Input records:
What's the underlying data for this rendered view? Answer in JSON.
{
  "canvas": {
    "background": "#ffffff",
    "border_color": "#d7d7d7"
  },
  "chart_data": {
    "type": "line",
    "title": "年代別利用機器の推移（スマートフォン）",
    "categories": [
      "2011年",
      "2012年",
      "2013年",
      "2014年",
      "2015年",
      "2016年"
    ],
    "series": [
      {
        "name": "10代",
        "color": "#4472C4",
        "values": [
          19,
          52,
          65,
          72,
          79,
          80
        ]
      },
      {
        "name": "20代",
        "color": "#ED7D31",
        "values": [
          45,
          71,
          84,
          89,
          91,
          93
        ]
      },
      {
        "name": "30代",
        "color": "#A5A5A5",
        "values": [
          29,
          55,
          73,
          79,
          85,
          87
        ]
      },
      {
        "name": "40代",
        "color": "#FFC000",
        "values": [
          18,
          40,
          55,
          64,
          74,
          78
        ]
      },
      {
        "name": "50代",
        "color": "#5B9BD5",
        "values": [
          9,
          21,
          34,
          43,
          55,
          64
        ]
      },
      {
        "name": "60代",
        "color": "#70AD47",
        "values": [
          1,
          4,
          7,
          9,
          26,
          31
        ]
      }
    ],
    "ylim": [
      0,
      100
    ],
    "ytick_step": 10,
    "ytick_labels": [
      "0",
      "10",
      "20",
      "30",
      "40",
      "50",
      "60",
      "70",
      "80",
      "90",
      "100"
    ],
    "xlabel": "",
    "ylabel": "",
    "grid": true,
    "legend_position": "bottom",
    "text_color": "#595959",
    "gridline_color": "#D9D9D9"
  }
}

Task goal: From the entries above, return each line with the word "name" in it.

Result below:
        "name": "10代",
        "name": "20代",
        "name": "30代",
        "name": "40代",
        "name": "50代",
        "name": "60代",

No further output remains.